**DIRECTIONS:**
Without the pictures, set down every line of the data exactly.

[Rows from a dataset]

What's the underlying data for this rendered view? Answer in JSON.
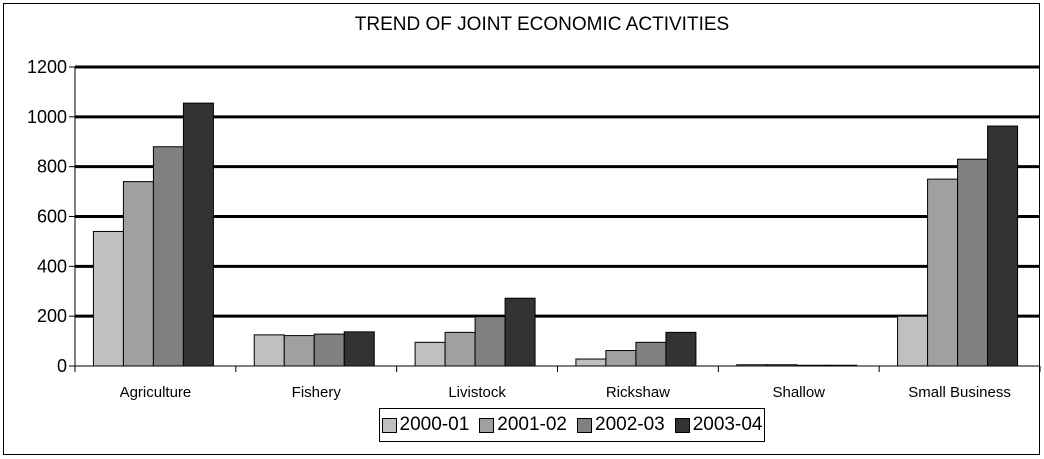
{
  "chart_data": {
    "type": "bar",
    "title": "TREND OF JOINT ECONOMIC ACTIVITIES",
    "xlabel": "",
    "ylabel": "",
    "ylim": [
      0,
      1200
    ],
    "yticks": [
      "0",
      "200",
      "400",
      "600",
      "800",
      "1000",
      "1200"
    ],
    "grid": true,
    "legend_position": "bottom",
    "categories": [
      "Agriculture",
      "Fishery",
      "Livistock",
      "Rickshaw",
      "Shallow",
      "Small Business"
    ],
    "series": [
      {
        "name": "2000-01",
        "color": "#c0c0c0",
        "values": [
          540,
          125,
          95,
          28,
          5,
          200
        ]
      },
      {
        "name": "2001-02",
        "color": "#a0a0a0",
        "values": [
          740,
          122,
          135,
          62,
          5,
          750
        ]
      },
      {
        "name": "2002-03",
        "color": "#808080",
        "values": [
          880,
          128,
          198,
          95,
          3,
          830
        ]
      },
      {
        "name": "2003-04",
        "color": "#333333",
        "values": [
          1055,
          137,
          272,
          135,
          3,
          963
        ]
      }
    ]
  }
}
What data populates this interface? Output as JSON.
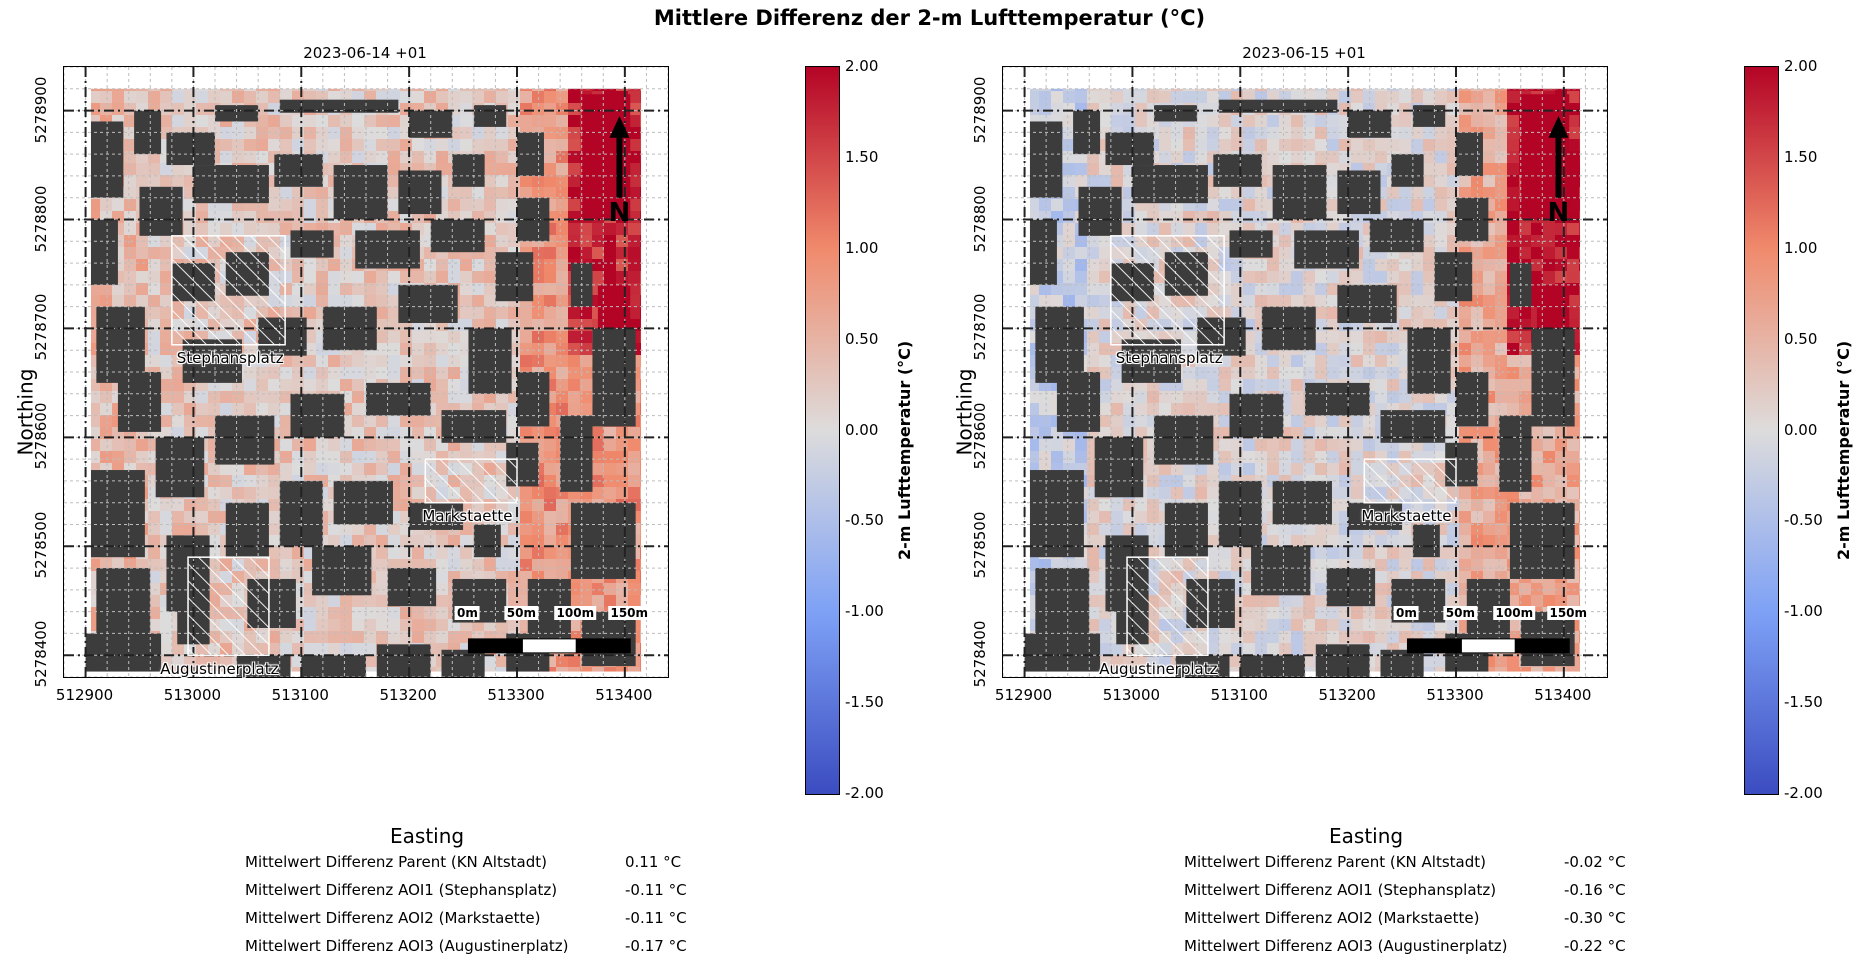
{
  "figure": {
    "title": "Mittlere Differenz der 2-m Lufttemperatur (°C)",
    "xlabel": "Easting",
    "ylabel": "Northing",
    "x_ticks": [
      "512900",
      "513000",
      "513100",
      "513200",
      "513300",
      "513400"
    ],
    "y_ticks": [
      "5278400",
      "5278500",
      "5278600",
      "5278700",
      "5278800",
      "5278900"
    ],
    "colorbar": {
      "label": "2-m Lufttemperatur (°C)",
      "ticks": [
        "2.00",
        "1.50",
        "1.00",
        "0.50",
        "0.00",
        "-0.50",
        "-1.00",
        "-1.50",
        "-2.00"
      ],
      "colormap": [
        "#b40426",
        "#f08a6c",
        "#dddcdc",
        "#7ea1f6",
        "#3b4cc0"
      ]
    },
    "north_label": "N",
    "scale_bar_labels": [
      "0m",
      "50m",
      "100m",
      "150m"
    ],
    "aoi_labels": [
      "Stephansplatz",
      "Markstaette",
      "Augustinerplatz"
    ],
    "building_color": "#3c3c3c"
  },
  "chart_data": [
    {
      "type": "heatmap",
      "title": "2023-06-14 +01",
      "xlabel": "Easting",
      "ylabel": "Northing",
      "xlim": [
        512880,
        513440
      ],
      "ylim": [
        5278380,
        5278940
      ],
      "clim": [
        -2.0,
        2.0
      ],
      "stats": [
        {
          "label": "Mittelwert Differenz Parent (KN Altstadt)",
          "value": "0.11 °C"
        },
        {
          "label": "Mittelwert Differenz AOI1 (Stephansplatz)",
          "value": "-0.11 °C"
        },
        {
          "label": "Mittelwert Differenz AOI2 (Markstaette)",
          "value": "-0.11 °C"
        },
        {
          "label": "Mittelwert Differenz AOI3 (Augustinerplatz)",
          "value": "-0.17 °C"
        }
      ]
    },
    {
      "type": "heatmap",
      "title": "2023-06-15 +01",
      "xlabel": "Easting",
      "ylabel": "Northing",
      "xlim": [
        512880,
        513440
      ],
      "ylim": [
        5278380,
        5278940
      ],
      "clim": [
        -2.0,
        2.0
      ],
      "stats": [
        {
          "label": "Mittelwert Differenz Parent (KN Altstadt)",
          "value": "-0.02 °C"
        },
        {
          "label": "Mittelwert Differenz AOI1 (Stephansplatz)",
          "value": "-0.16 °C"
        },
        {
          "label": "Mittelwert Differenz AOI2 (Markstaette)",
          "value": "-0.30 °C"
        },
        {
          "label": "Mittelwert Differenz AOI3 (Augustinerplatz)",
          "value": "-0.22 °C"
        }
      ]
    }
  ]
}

**RESPONSE TO THIS EXERCISE:**
What's the underlying data for this rendered view? Answer in JSON.
{
  "chart_data": {
    "type": "bar",
    "title": "TREND OF JOINT ECONOMIC ACTIVITIES",
    "xlabel": "",
    "ylabel": "",
    "ylim": [
      0,
      1200
    ],
    "yticks": [
      "0",
      "200",
      "400",
      "600",
      "800",
      "1000",
      "1200"
    ],
    "grid": true,
    "legend_position": "bottom",
    "categories": [
      "Agriculture",
      "Fishery",
      "Livistock",
      "Rickshaw",
      "Shallow",
      "Small Business"
    ],
    "series": [
      {
        "name": "2000-01",
        "color": "#c0c0c0",
        "values": [
          540,
          125,
          95,
          28,
          5,
          200
        ]
      },
      {
        "name": "2001-02",
        "color": "#a0a0a0",
        "values": [
          740,
          122,
          135,
          62,
          5,
          750
        ]
      },
      {
        "name": "2002-03",
        "color": "#808080",
        "values": [
          880,
          128,
          198,
          95,
          3,
          830
        ]
      },
      {
        "name": "2003-04",
        "color": "#333333",
        "values": [
          1055,
          137,
          272,
          135,
          3,
          963
        ]
      }
    ]
  }
}
What data populates this interface? Output as JSON.
{
  "figure": {
    "title": "Mittlere Differenz der 2-m Lufttemperatur (°C)",
    "xlabel": "Easting",
    "ylabel": "Northing",
    "x_ticks": [
      "512900",
      "513000",
      "513100",
      "513200",
      "513300",
      "513400"
    ],
    "y_ticks": [
      "5278400",
      "5278500",
      "5278600",
      "5278700",
      "5278800",
      "5278900"
    ],
    "colorbar": {
      "label": "2-m Lufttemperatur (°C)",
      "ticks": [
        "2.00",
        "1.50",
        "1.00",
        "0.50",
        "0.00",
        "-0.50",
        "-1.00",
        "-1.50",
        "-2.00"
      ],
      "colormap": [
        "#b40426",
        "#f08a6c",
        "#dddcdc",
        "#7ea1f6",
        "#3b4cc0"
      ]
    },
    "north_label": "N",
    "scale_bar_labels": [
      "0m",
      "50m",
      "100m",
      "150m"
    ],
    "aoi_labels": [
      "Stephansplatz",
      "Markstaette",
      "Augustinerplatz"
    ],
    "building_color": "#3c3c3c"
  },
  "chart_data": [
    {
      "type": "heatmap",
      "title": "2023-06-14 +01",
      "xlabel": "Easting",
      "ylabel": "Northing",
      "xlim": [
        512880,
        513440
      ],
      "ylim": [
        5278380,
        5278940
      ],
      "clim": [
        -2.0,
        2.0
      ],
      "stats": [
        {
          "label": "Mittelwert Differenz Parent (KN Altstadt)",
          "value": "0.11 °C"
        },
        {
          "label": "Mittelwert Differenz AOI1 (Stephansplatz)",
          "value": "-0.11 °C"
        },
        {
          "label": "Mittelwert Differenz AOI2 (Markstaette)",
          "value": "-0.11 °C"
        },
        {
          "label": "Mittelwert Differenz AOI3 (Augustinerplatz)",
          "value": "-0.17 °C"
        }
      ]
    },
    {
      "type": "heatmap",
      "title": "2023-06-15 +01",
      "xlabel": "Easting",
      "ylabel": "Northing",
      "xlim": [
        512880,
        513440
      ],
      "ylim": [
        5278380,
        5278940
      ],
      "clim": [
        -2.0,
        2.0
      ],
      "stats": [
        {
          "label": "Mittelwert Differenz Parent (KN Altstadt)",
          "value": "-0.02 °C"
        },
        {
          "label": "Mittelwert Differenz AOI1 (Stephansplatz)",
          "value": "-0.16 °C"
        },
        {
          "label": "Mittelwert Differenz AOI2 (Markstaette)",
          "value": "-0.30 °C"
        },
        {
          "label": "Mittelwert Differenz AOI3 (Augustinerplatz)",
          "value": "-0.22 °C"
        }
      ]
    }
  ]
}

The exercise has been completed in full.